Can you write out all the lines word for word, with no pictures?
-.-.-
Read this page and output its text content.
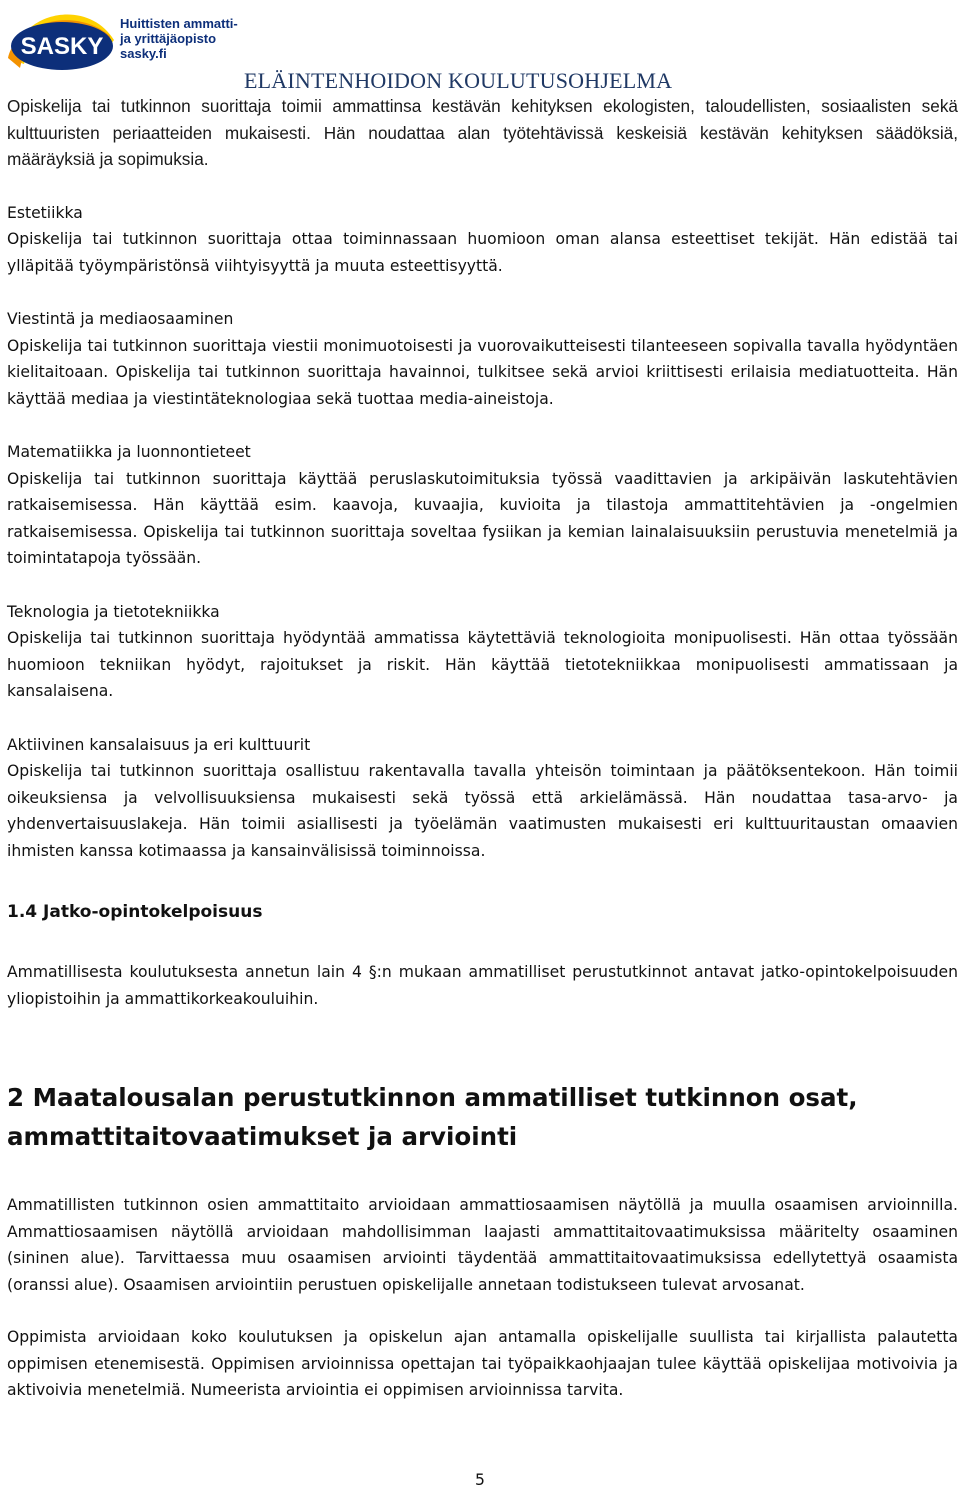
SASKY
Huittisten ammatti-
ja yrittäjäopisto
sasky.fi
ELÄINTENHOIDON KOULUTUSOHJELMA

Opiskelija tai tutkinnon suorittaja toimii ammattinsa kestävän kehityksen ekologisten, taloudellisten, sosiaalisten sekä kulttuuristen periaatteiden mukaisesti. Hän noudattaa alan työtehtävissä keskeisiä kestävän kehityksen säädöksiä, määräyksiä ja sopimuksia.

Estetiikka

Opiskelija tai tutkinnon suorittaja ottaa toiminnassaan huomioon oman alansa esteettiset tekijät. Hän edistää tai ylläpitää työympäristönsä viihtyisyyttä ja muuta esteettisyyttä.

Viestintä ja mediaosaaminen

Opiskelija tai tutkinnon suorittaja viestii monimuotoisesti ja vuorovaikutteisesti tilanteeseen sopivalla tavalla hyödyntäen kielitaitoaan. Opiskelija tai tutkinnon suorittaja havainnoi, tulkitsee sekä arvioi kriittisesti erilaisia mediatuotteita. Hän käyttää mediaa ja viestintäteknologiaa sekä tuottaa media-aineistoja.

Matematiikka ja luonnontieteet

Opiskelija tai tutkinnon suorittaja käyttää peruslaskutoimituksia työssä vaadittavien ja arkipäivän laskutehtävien ratkaisemisessa. Hän käyttää esim. kaavoja, kuvaajia, kuvioita ja tilastoja ammattitehtävien ja -ongelmien ratkaisemisessa. Opiskelija tai tutkinnon suorittaja soveltaa fysiikan ja kemian lainalaisuuksiin perustuvia menetelmiä ja toimintatapoja työssään.

Teknologia ja tietotekniikka

Opiskelija tai tutkinnon suorittaja hyödyntää ammatissa käytettäviä teknologioita monipuolisesti. Hän ottaa työssään huomioon tekniikan hyödyt, rajoitukset ja riskit. Hän käyttää tietotekniikkaa monipuolisesti ammatissaan ja kansalaisena.

Aktiivinen kansalaisuus ja eri kulttuurit

Opiskelija tai tutkinnon suorittaja osallistuu rakentavalla tavalla yhteisön toimintaan ja päätöksentekoon. Hän toimii oikeuksiensa ja velvollisuuksiensa mukaisesti sekä työssä että arkielämässä. Hän noudattaa tasa-arvo- ja yhdenvertaisuuslakeja. Hän toimii asiallisesti ja työelämän vaatimusten mukaisesti eri kulttuuritaustan omaavien ihmisten kanssa kotimaassa ja kansainvälisissä toiminnoissa.

1.4 Jatko-opintokelpoisuus

Ammatillisesta koulutuksesta annetun lain 4 §:n mukaan ammatilliset perustutkinnot antavat jatko-opintokelpoisuuden yliopistoihin ja ammattikorkeakouluihin.

2 Maatalousalan perustutkinnon ammatilliset tutkinnon osat, ammattitaitovaatimukset ja arviointi

Ammatillisten tutkinnon osien ammattitaito arvioidaan ammattiosaamisen näytöllä ja muulla osaamisen arvioinnilla. Ammattiosaamisen näytöllä arvioidaan mahdollisimman laajasti ammattitaitovaatimuksissa määritelty osaaminen (sininen alue). Tarvittaessa muu osaamisen arviointi täydentää ammattitaitovaatimuksissa edellytettyä osaamista (oranssi alue). Osaamisen arviointiin perustuen opiskelijalle annetaan todistukseen tulevat arvosanat.

Oppimista arvioidaan koko koulutuksen ja opiskelun ajan antamalla opiskelijalle suullista tai kirjallista palautetta oppimisen etenemisestä. Oppimisen arvioinnissa opettajan tai työpaikkaohjaajan tulee käyttää opiskelijaa motivoivia ja aktivoivia menetelmiä. Numeerista arviointia ei oppimisen arvioinnissa tarvita.

5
-.-.-
▶ OUTPUT:
Read this page and output its text content.
SASKY
Huittisten ammatti-
ja yrittäjäopisto
sasky.fi
ELÄINTENHOIDON KOULUTUSOHJELMA

Opiskelija tai tutkinnon suorittaja toimii ammattinsa kestävän kehityksen ekologisten, taloudellisten, sosiaalisten sekä kulttuuristen periaatteiden mukaisesti. Hän noudattaa alan työtehtävissä keskeisiä kestävän kehityksen säädöksiä, määräyksiä ja sopimuksia.

Estetiikka

Opiskelija tai tutkinnon suorittaja ottaa toiminnassaan huomioon oman alansa esteettiset tekijät. Hän edistää tai ylläpitää työympäristönsä viihtyisyyttä ja muuta esteettisyyttä.

Viestintä ja mediaosaaminen

Opiskelija tai tutkinnon suorittaja viestii monimuotoisesti ja vuorovaikutteisesti tilanteeseen sopivalla tavalla hyödyntäen kielitaitoaan. Opiskelija tai tutkinnon suorittaja havainnoi, tulkitsee sekä arvioi kriittisesti erilaisia mediatuotteita. Hän käyttää mediaa ja viestintäteknologiaa sekä tuottaa media-aineistoja.

Matematiikka ja luonnontieteet

Opiskelija tai tutkinnon suorittaja käyttää peruslaskutoimituksia työssä vaadittavien ja arkipäivän laskutehtävien ratkaisemisessa. Hän käyttää esim. kaavoja, kuvaajia, kuvioita ja tilastoja ammattitehtävien ja -ongelmien ratkaisemisessa. Opiskelija tai tutkinnon suorittaja soveltaa fysiikan ja kemian lainalaisuuksiin perustuvia menetelmiä ja toimintatapoja työssään.

Teknologia ja tietotekniikka

Opiskelija tai tutkinnon suorittaja hyödyntää ammatissa käytettäviä teknologioita monipuolisesti. Hän ottaa työssään huomioon tekniikan hyödyt, rajoitukset ja riskit. Hän käyttää tietotekniikkaa monipuolisesti ammatissaan ja kansalaisena.

Aktiivinen kansalaisuus ja eri kulttuurit

Opiskelija tai tutkinnon suorittaja osallistuu rakentavalla tavalla yhteisön toimintaan ja päätöksentekoon. Hän toimii oikeuksiensa ja velvollisuuksiensa mukaisesti sekä työssä että arkielämässä. Hän noudattaa tasa-arvo- ja yhdenvertaisuuslakeja. Hän toimii asiallisesti ja työelämän vaatimusten mukaisesti eri kulttuuritaustan omaavien ihmisten kanssa kotimaassa ja kansainvälisissä toiminnoissa.

1.4 Jatko-opintokelpoisuus

Ammatillisesta koulutuksesta annetun lain 4 §:n mukaan ammatilliset perustutkinnot antavat jatko-opintokelpoisuuden yliopistoihin ja ammattikorkeakouluihin.

2 Maatalousalan perustutkinnon ammatilliset tutkinnon osat, ammattitaitovaatimukset ja arviointi

Ammatillisten tutkinnon osien ammattitaito arvioidaan ammattiosaamisen näytöllä ja muulla osaamisen arvioinnilla. Ammattiosaamisen näytöllä arvioidaan mahdollisimman laajasti ammattitaitovaatimuksissa määritelty osaaminen (sininen alue). Tarvittaessa muu osaamisen arviointi täydentää ammattitaitovaatimuksissa edellytettyä osaamista (oranssi alue). Osaamisen arviointiin perustuen opiskelijalle annetaan todistukseen tulevat arvosanat.

Oppimista arvioidaan koko koulutuksen ja opiskelun ajan antamalla opiskelijalle suullista tai kirjallista palautetta oppimisen etenemisestä. Oppimisen arvioinnissa opettajan tai työpaikkaohjaajan tulee käyttää opiskelijaa motivoivia ja aktivoivia menetelmiä. Numeerista arviointia ei oppimisen arvioinnissa tarvita.

5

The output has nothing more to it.